(Data extracted from a collection)
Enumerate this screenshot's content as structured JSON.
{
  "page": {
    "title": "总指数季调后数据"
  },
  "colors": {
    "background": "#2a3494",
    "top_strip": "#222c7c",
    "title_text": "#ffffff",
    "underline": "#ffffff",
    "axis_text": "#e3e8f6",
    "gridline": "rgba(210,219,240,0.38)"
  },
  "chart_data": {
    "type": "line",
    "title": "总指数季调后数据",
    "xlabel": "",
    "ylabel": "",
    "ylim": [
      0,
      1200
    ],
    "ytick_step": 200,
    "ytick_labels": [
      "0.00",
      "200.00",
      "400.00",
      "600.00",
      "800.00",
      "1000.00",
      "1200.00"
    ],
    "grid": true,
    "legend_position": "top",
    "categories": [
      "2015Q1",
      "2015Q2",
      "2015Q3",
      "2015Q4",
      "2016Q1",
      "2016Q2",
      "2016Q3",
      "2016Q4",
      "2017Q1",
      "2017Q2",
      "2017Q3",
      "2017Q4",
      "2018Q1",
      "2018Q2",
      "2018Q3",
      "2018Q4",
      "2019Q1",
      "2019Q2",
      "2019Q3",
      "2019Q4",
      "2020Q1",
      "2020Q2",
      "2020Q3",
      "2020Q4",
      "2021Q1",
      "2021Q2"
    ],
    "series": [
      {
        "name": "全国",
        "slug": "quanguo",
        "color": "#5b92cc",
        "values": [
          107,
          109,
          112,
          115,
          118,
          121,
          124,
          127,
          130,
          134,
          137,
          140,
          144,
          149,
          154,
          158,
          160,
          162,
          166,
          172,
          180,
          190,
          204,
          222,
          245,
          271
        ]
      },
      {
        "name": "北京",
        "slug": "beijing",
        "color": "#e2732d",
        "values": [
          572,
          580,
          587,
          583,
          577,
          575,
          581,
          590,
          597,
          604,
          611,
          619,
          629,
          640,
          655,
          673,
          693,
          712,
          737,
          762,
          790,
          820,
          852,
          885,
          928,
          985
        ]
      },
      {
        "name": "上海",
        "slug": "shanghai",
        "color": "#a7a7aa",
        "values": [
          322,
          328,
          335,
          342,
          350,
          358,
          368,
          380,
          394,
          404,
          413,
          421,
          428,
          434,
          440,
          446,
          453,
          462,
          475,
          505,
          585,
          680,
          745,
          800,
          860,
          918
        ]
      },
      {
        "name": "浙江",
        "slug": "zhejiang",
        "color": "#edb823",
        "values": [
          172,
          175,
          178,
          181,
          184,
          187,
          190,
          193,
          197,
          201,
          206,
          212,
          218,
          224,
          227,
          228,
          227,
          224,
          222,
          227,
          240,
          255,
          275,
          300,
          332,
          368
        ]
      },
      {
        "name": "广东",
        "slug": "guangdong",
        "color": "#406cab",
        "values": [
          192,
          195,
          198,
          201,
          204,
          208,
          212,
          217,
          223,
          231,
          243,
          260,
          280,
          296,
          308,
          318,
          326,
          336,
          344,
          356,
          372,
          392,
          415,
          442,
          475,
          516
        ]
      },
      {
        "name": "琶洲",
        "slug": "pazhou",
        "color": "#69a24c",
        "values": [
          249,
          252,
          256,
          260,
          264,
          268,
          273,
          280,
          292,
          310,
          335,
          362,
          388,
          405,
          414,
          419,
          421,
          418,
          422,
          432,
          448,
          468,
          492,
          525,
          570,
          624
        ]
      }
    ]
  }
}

§ **Work to complete**
Reproduce the material exactly, with every line intact.

§ **Result of the exercise**
Enumerate this screenshot's content as structured JSON.
{
  "page": {
    "title": "总指数季调后数据"
  },
  "colors": {
    "background": "#2a3494",
    "top_strip": "#222c7c",
    "title_text": "#ffffff",
    "underline": "#ffffff",
    "axis_text": "#e3e8f6",
    "gridline": "rgba(210,219,240,0.38)"
  },
  "chart_data": {
    "type": "line",
    "title": "总指数季调后数据",
    "xlabel": "",
    "ylabel": "",
    "ylim": [
      0,
      1200
    ],
    "ytick_step": 200,
    "ytick_labels": [
      "0.00",
      "200.00",
      "400.00",
      "600.00",
      "800.00",
      "1000.00",
      "1200.00"
    ],
    "grid": true,
    "legend_position": "top",
    "categories": [
      "2015Q1",
      "2015Q2",
      "2015Q3",
      "2015Q4",
      "2016Q1",
      "2016Q2",
      "2016Q3",
      "2016Q4",
      "2017Q1",
      "2017Q2",
      "2017Q3",
      "2017Q4",
      "2018Q1",
      "2018Q2",
      "2018Q3",
      "2018Q4",
      "2019Q1",
      "2019Q2",
      "2019Q3",
      "2019Q4",
      "2020Q1",
      "2020Q2",
      "2020Q3",
      "2020Q4",
      "2021Q1",
      "2021Q2"
    ],
    "series": [
      {
        "name": "全国",
        "slug": "quanguo",
        "color": "#5b92cc",
        "values": [
          107,
          109,
          112,
          115,
          118,
          121,
          124,
          127,
          130,
          134,
          137,
          140,
          144,
          149,
          154,
          158,
          160,
          162,
          166,
          172,
          180,
          190,
          204,
          222,
          245,
          271
        ]
      },
      {
        "name": "北京",
        "slug": "beijing",
        "color": "#e2732d",
        "values": [
          572,
          580,
          587,
          583,
          577,
          575,
          581,
          590,
          597,
          604,
          611,
          619,
          629,
          640,
          655,
          673,
          693,
          712,
          737,
          762,
          790,
          820,
          852,
          885,
          928,
          985
        ]
      },
      {
        "name": "上海",
        "slug": "shanghai",
        "color": "#a7a7aa",
        "values": [
          322,
          328,
          335,
          342,
          350,
          358,
          368,
          380,
          394,
          404,
          413,
          421,
          428,
          434,
          440,
          446,
          453,
          462,
          475,
          505,
          585,
          680,
          745,
          800,
          860,
          918
        ]
      },
      {
        "name": "浙江",
        "slug": "zhejiang",
        "color": "#edb823",
        "values": [
          172,
          175,
          178,
          181,
          184,
          187,
          190,
          193,
          197,
          201,
          206,
          212,
          218,
          224,
          227,
          228,
          227,
          224,
          222,
          227,
          240,
          255,
          275,
          300,
          332,
          368
        ]
      },
      {
        "name": "广东",
        "slug": "guangdong",
        "color": "#406cab",
        "values": [
          192,
          195,
          198,
          201,
          204,
          208,
          212,
          217,
          223,
          231,
          243,
          260,
          280,
          296,
          308,
          318,
          326,
          336,
          344,
          356,
          372,
          392,
          415,
          442,
          475,
          516
        ]
      },
      {
        "name": "琶洲",
        "slug": "pazhou",
        "color": "#69a24c",
        "values": [
          249,
          252,
          256,
          260,
          264,
          268,
          273,
          280,
          292,
          310,
          335,
          362,
          388,
          405,
          414,
          419,
          421,
          418,
          422,
          432,
          448,
          468,
          492,
          525,
          570,
          624
        ]
      }
    ]
  }
}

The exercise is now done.